→ Task statement: Each entry below is to be extracted exactly.

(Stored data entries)
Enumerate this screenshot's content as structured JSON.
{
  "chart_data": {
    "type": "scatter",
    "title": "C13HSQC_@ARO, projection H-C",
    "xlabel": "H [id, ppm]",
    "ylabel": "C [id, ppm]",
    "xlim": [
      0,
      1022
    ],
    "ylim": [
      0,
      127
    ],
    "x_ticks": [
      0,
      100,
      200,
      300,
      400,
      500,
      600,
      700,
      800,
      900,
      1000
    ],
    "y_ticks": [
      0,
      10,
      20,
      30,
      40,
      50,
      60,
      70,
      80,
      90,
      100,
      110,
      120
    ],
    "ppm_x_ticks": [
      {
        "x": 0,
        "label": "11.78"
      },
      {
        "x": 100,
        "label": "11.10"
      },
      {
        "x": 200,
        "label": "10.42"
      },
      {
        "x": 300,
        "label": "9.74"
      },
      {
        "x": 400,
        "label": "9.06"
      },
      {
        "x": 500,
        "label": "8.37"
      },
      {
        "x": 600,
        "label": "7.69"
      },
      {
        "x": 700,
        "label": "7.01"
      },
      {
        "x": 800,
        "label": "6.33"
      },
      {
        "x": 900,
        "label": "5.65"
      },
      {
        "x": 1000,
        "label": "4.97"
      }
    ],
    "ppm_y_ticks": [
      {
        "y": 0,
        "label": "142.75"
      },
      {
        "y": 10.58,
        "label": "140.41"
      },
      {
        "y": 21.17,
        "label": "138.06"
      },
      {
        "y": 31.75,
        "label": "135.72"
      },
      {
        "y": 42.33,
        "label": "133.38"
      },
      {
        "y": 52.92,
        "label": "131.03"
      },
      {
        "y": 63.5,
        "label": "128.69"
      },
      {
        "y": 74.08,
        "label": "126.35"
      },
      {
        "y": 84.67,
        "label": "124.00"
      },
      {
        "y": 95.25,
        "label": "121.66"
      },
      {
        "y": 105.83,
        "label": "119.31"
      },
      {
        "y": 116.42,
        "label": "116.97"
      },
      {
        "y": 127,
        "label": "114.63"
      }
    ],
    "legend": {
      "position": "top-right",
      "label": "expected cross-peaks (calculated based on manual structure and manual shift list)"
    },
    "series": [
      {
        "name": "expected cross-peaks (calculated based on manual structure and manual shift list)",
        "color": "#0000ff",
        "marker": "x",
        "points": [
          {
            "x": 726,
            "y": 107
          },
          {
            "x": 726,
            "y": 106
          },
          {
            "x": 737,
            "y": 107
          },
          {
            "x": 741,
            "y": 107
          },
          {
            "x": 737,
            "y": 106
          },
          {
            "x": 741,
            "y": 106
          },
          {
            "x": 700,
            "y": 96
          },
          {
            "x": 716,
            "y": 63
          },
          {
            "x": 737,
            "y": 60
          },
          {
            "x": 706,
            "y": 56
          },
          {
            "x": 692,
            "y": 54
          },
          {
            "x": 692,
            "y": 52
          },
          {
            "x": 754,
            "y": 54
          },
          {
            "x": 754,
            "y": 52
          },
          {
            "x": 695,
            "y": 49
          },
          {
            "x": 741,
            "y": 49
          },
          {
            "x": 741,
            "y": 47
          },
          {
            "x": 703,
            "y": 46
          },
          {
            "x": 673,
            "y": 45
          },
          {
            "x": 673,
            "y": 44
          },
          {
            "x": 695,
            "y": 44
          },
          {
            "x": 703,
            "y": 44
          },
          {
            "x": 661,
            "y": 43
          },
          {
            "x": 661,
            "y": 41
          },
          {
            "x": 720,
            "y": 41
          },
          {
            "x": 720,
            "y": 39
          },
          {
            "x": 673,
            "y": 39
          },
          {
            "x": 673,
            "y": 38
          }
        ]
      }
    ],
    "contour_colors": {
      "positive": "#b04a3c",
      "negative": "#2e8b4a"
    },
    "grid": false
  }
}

→ Written response:
Enumerate this screenshot's content as structured JSON.
{
  "chart_data": {
    "type": "scatter",
    "title": "C13HSQC_@ARO, projection H-C",
    "xlabel": "H [id, ppm]",
    "ylabel": "C [id, ppm]",
    "xlim": [
      0,
      1022
    ],
    "ylim": [
      0,
      127
    ],
    "x_ticks": [
      0,
      100,
      200,
      300,
      400,
      500,
      600,
      700,
      800,
      900,
      1000
    ],
    "y_ticks": [
      0,
      10,
      20,
      30,
      40,
      50,
      60,
      70,
      80,
      90,
      100,
      110,
      120
    ],
    "ppm_x_ticks": [
      {
        "x": 0,
        "label": "11.78"
      },
      {
        "x": 100,
        "label": "11.10"
      },
      {
        "x": 200,
        "label": "10.42"
      },
      {
        "x": 300,
        "label": "9.74"
      },
      {
        "x": 400,
        "label": "9.06"
      },
      {
        "x": 500,
        "label": "8.37"
      },
      {
        "x": 600,
        "label": "7.69"
      },
      {
        "x": 700,
        "label": "7.01"
      },
      {
        "x": 800,
        "label": "6.33"
      },
      {
        "x": 900,
        "label": "5.65"
      },
      {
        "x": 1000,
        "label": "4.97"
      }
    ],
    "ppm_y_ticks": [
      {
        "y": 0,
        "label": "142.75"
      },
      {
        "y": 10.58,
        "label": "140.41"
      },
      {
        "y": 21.17,
        "label": "138.06"
      },
      {
        "y": 31.75,
        "label": "135.72"
      },
      {
        "y": 42.33,
        "label": "133.38"
      },
      {
        "y": 52.92,
        "label": "131.03"
      },
      {
        "y": 63.5,
        "label": "128.69"
      },
      {
        "y": 74.08,
        "label": "126.35"
      },
      {
        "y": 84.67,
        "label": "124.00"
      },
      {
        "y": 95.25,
        "label": "121.66"
      },
      {
        "y": 105.83,
        "label": "119.31"
      },
      {
        "y": 116.42,
        "label": "116.97"
      },
      {
        "y": 127,
        "label": "114.63"
      }
    ],
    "legend": {
      "position": "top-right",
      "label": "expected cross-peaks (calculated based on manual structure and manual shift list)"
    },
    "series": [
      {
        "name": "expected cross-peaks (calculated based on manual structure and manual shift list)",
        "color": "#0000ff",
        "marker": "x",
        "points": [
          {
            "x": 726,
            "y": 107
          },
          {
            "x": 726,
            "y": 106
          },
          {
            "x": 737,
            "y": 107
          },
          {
            "x": 741,
            "y": 107
          },
          {
            "x": 737,
            "y": 106
          },
          {
            "x": 741,
            "y": 106
          },
          {
            "x": 700,
            "y": 96
          },
          {
            "x": 716,
            "y": 63
          },
          {
            "x": 737,
            "y": 60
          },
          {
            "x": 706,
            "y": 56
          },
          {
            "x": 692,
            "y": 54
          },
          {
            "x": 692,
            "y": 52
          },
          {
            "x": 754,
            "y": 54
          },
          {
            "x": 754,
            "y": 52
          },
          {
            "x": 695,
            "y": 49
          },
          {
            "x": 741,
            "y": 49
          },
          {
            "x": 741,
            "y": 47
          },
          {
            "x": 703,
            "y": 46
          },
          {
            "x": 673,
            "y": 45
          },
          {
            "x": 673,
            "y": 44
          },
          {
            "x": 695,
            "y": 44
          },
          {
            "x": 703,
            "y": 44
          },
          {
            "x": 661,
            "y": 43
          },
          {
            "x": 661,
            "y": 41
          },
          {
            "x": 720,
            "y": 41
          },
          {
            "x": 720,
            "y": 39
          },
          {
            "x": 673,
            "y": 39
          },
          {
            "x": 673,
            "y": 38
          }
        ]
      }
    ],
    "contour_colors": {
      "positive": "#b04a3c",
      "negative": "#2e8b4a"
    },
    "grid": false
  }
}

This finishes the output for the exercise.